• What the task asks: Please find all lines in the data that hold the string "this" and copy them.

• Supplied records:

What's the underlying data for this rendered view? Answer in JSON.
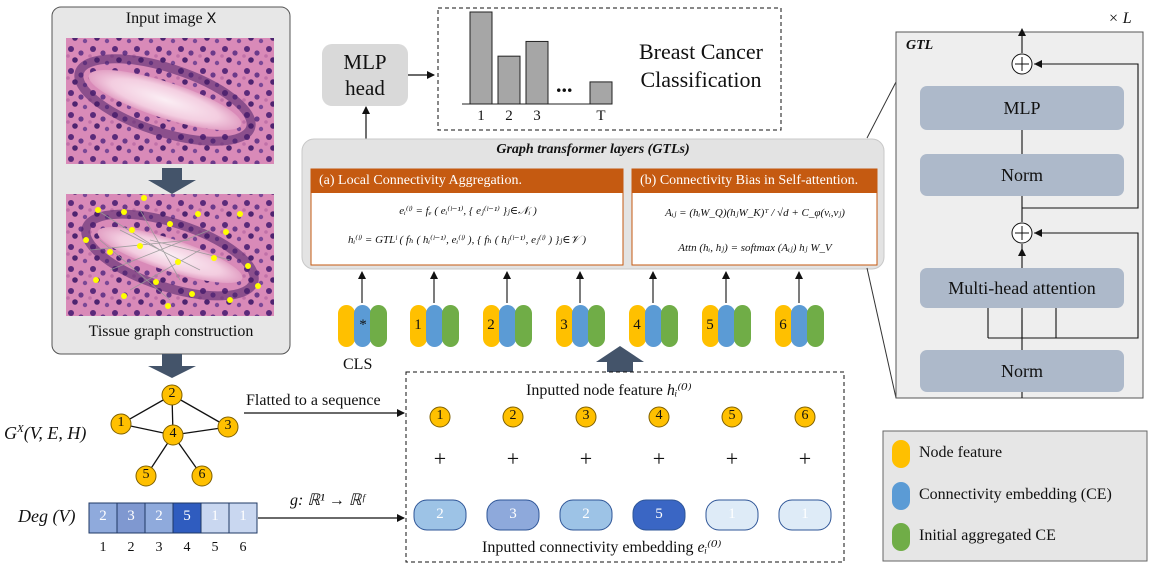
{
  "input_panel": {
    "title": "Input image",
    "title_var": "X",
    "caption": "Tissue graph construction"
  },
  "graph": {
    "label": "G",
    "label_sup": "X",
    "label_args": "(V, E, H)",
    "nodes": [
      "1",
      "2",
      "3",
      "4",
      "5",
      "6"
    ],
    "flatten_label": "Flatted to a sequence"
  },
  "degree": {
    "label": "Deg (V)",
    "values": [
      "2",
      "3",
      "2",
      "5",
      "1",
      "1"
    ],
    "indices": [
      "1",
      "2",
      "3",
      "4",
      "5",
      "6"
    ],
    "mapping_label": "g: ℝ¹ → ℝᶠ"
  },
  "mlp_head": {
    "line1": "MLP",
    "line2": "head"
  },
  "classification": {
    "title_line1": "Breast Cancer",
    "title_line2": "Classification",
    "bar_labels": [
      "1",
      "2",
      "3",
      "T"
    ],
    "bar_values": [
      5,
      2.6,
      3.4,
      1.2
    ],
    "ellipsis": "..."
  },
  "gtls": {
    "title": "Graph transformer layers (GTLs)",
    "panel_a_title": "(a) Local Connectivity Aggregation.",
    "panel_a_formula1": "eᵢ⁽ˡ⁾ = fₑ ( eᵢ⁽ˡ⁻¹⁾, { eⱼ⁽ˡ⁻¹⁾ }ⱼ∈𝒩ᵢ )",
    "panel_a_formula2": "hᵢ⁽ˡ⁾ = GTLˡ ( fₕ ( hᵢ⁽ˡ⁻¹⁾, eᵢ⁽ˡ⁾ ), { fₕ ( hⱼ⁽ˡ⁻¹⁾, eⱼ⁽ˡ⁾ ) }ⱼ∈𝒱 )",
    "panel_b_title": "(b) Connectivity Bias in Self-attention.",
    "panel_b_formula1": "Aᵢⱼ = (hᵢW_Q)(hⱼW_K)ᵀ / √d + C_φ(vᵢ,vⱼ)",
    "panel_b_formula2": "Attn (hᵢ, hⱼ) = softmax (Aᵢⱼ) hⱼ W_V"
  },
  "tokens": {
    "labels": [
      "*",
      "1",
      "2",
      "3",
      "4",
      "5",
      "6"
    ],
    "cls_label": "CLS"
  },
  "sequence_box": {
    "node_feature_label": "Inputted node feature",
    "node_feature_sym": "hᵢ⁽⁰⁾",
    "node_numbers": [
      "1",
      "2",
      "3",
      "4",
      "5",
      "6"
    ],
    "plus": "+",
    "embedding_values": [
      "2",
      "3",
      "2",
      "5",
      "1",
      "1"
    ],
    "embedding_label": "Inputted connectivity embedding",
    "embedding_sym": "eᵢ⁽⁰⁾"
  },
  "gtl_block": {
    "title": "GTL",
    "repeat": "× L",
    "mlp": "MLP",
    "norm_top": "Norm",
    "mha": "Multi-head attention",
    "norm_bottom": "Norm"
  },
  "legend": {
    "node_feature": "Node feature",
    "connectivity_embedding": "Connectivity embedding (CE)",
    "initial_ce": "Initial  aggregated  CE"
  },
  "colors": {
    "node_yellow": "#ffc000",
    "ce_blue": "#5b9bd5",
    "initial_green": "#70ad47",
    "orange_header": "#c55a11",
    "gtl_box": "#adb9ca",
    "arrow_dark": "#44546a"
  }
}
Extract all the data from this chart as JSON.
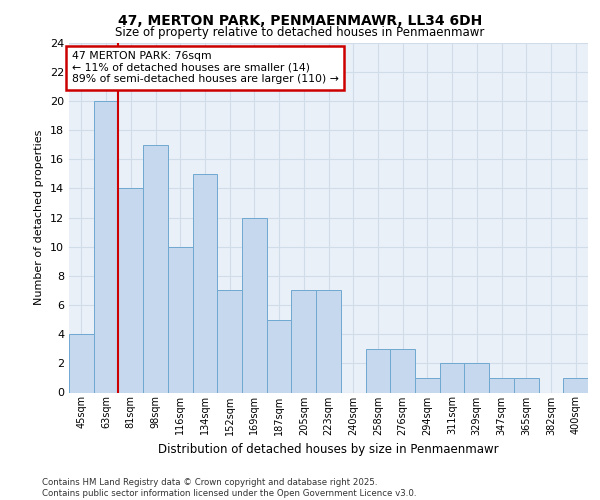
{
  "title1": "47, MERTON PARK, PENMAENMAWR, LL34 6DH",
  "title2": "Size of property relative to detached houses in Penmaenmawr",
  "xlabel": "Distribution of detached houses by size in Penmaenmawr",
  "ylabel": "Number of detached properties",
  "categories": [
    "45sqm",
    "63sqm",
    "81sqm",
    "98sqm",
    "116sqm",
    "134sqm",
    "152sqm",
    "169sqm",
    "187sqm",
    "205sqm",
    "223sqm",
    "240sqm",
    "258sqm",
    "276sqm",
    "294sqm",
    "311sqm",
    "329sqm",
    "347sqm",
    "365sqm",
    "382sqm",
    "400sqm"
  ],
  "values": [
    4,
    20,
    14,
    17,
    10,
    15,
    7,
    12,
    5,
    7,
    7,
    0,
    3,
    3,
    1,
    2,
    2,
    1,
    1,
    0,
    1
  ],
  "bar_color": "#c5d8ed",
  "bar_edge_color": "#6fa8d0",
  "grid_color": "#d0dce8",
  "bg_color": "#eaf0f8",
  "red_line_x": 1.5,
  "annotation_text": "47 MERTON PARK: 76sqm\n← 11% of detached houses are smaller (14)\n89% of semi-detached houses are larger (110) →",
  "annotation_box_color": "#ffffff",
  "annotation_border_color": "#cc0000",
  "footer": "Contains HM Land Registry data © Crown copyright and database right 2025.\nContains public sector information licensed under the Open Government Licence v3.0.",
  "ylim": [
    0,
    24
  ],
  "yticks": [
    0,
    2,
    4,
    6,
    8,
    10,
    12,
    14,
    16,
    18,
    20,
    22,
    24
  ]
}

• The result:
What's the underlying data for this rendered view? Answer in JSON.
Extract all the data from this chart as JSON.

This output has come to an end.